Data records:
BEGIN

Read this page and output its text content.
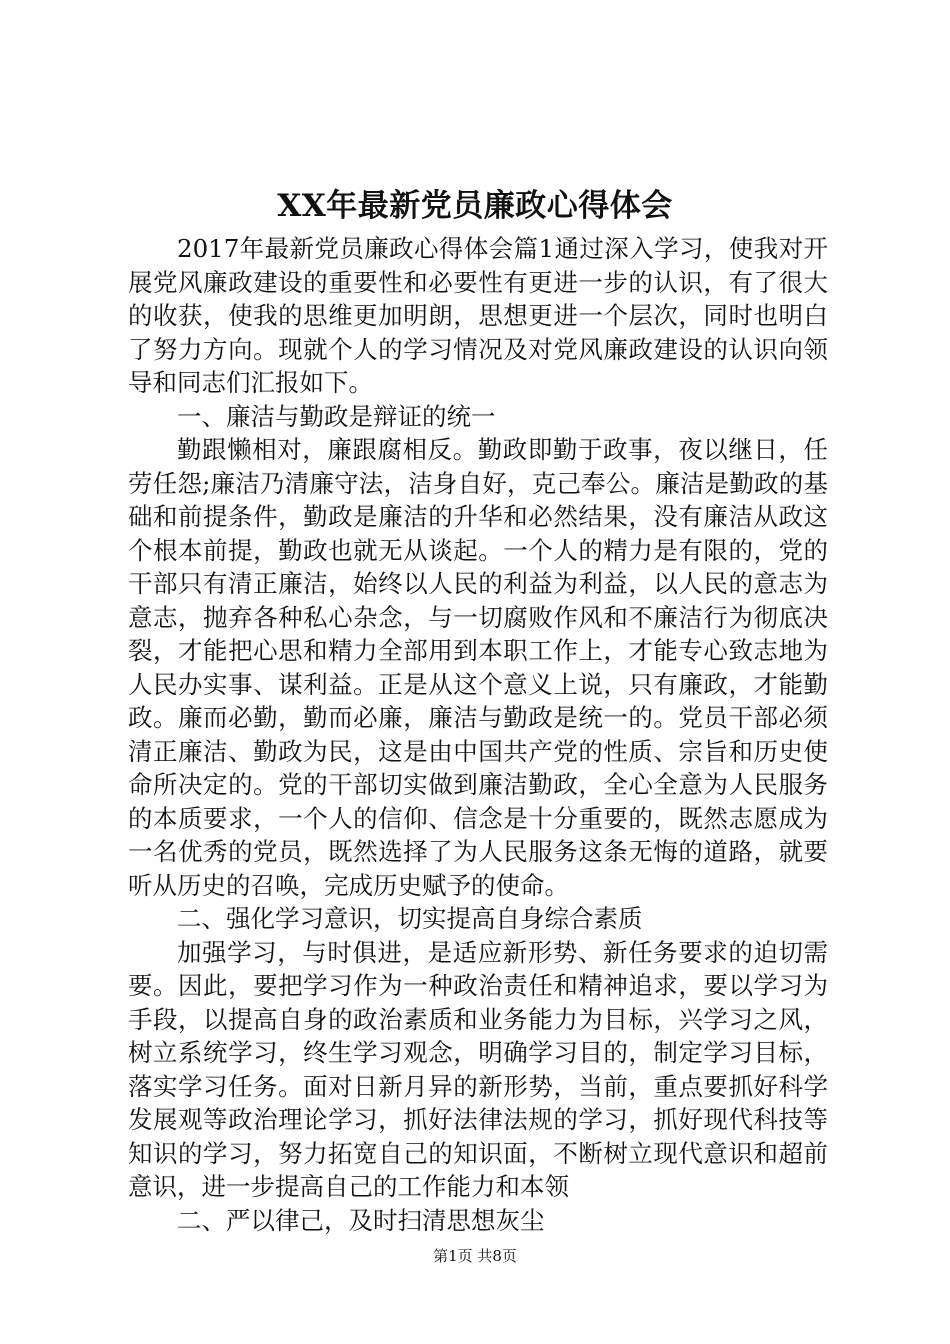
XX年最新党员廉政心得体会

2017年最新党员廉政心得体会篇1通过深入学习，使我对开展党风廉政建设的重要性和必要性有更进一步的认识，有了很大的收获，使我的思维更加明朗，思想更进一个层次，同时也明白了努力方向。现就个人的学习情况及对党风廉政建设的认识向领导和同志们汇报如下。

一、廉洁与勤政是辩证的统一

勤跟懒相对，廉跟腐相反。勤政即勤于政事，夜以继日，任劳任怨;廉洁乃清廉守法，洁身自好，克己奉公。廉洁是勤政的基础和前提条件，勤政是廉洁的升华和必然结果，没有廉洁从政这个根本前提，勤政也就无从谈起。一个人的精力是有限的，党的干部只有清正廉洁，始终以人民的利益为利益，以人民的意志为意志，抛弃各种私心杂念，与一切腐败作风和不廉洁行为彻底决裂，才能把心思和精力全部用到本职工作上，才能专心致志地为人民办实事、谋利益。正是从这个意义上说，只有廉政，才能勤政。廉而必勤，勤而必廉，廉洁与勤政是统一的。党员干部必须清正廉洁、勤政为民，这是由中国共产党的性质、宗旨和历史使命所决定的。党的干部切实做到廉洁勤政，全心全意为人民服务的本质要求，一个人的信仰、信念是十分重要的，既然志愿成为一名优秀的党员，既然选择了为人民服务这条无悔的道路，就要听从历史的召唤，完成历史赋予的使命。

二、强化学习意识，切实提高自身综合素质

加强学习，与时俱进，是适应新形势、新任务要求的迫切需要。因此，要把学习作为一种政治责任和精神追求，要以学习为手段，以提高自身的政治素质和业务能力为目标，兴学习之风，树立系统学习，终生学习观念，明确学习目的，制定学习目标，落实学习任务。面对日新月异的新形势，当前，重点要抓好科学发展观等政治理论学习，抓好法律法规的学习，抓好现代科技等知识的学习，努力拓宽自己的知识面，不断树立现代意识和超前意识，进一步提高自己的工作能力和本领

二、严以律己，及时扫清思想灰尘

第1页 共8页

END

▶ **What to do**: Repeat each entry above word for word, leaving every picture out.

▶ **The reply**:
Read this page and output its text content.
XX年最新党员廉政心得体会

2017年最新党员廉政心得体会篇1通过深入学习，使我对开展党风廉政建设的重要性和必要性有更进一步的认识，有了很大的收获，使我的思维更加明朗，思想更进一个层次，同时也明白了努力方向。现就个人的学习情况及对党风廉政建设的认识向领导和同志们汇报如下。

一、廉洁与勤政是辩证的统一

勤跟懒相对，廉跟腐相反。勤政即勤于政事，夜以继日，任劳任怨;廉洁乃清廉守法，洁身自好，克己奉公。廉洁是勤政的基础和前提条件，勤政是廉洁的升华和必然结果，没有廉洁从政这个根本前提，勤政也就无从谈起。一个人的精力是有限的，党的干部只有清正廉洁，始终以人民的利益为利益，以人民的意志为意志，抛弃各种私心杂念，与一切腐败作风和不廉洁行为彻底决裂，才能把心思和精力全部用到本职工作上，才能专心致志地为人民办实事、谋利益。正是从这个意义上说，只有廉政，才能勤政。廉而必勤，勤而必廉，廉洁与勤政是统一的。党员干部必须清正廉洁、勤政为民，这是由中国共产党的性质、宗旨和历史使命所决定的。党的干部切实做到廉洁勤政，全心全意为人民服务的本质要求，一个人的信仰、信念是十分重要的，既然志愿成为一名优秀的党员，既然选择了为人民服务这条无悔的道路，就要听从历史的召唤，完成历史赋予的使命。

二、强化学习意识，切实提高自身综合素质

加强学习，与时俱进，是适应新形势、新任务要求的迫切需要。因此，要把学习作为一种政治责任和精神追求，要以学习为手段，以提高自身的政治素质和业务能力为目标，兴学习之风，树立系统学习，终生学习观念，明确学习目的，制定学习目标，落实学习任务。面对日新月异的新形势，当前，重点要抓好科学发展观等政治理论学习，抓好法律法规的学习，抓好现代科技等知识的学习，努力拓宽自己的知识面，不断树立现代意识和超前意识，进一步提高自己的工作能力和本领

二、严以律己，及时扫清思想灰尘

第1页 共8页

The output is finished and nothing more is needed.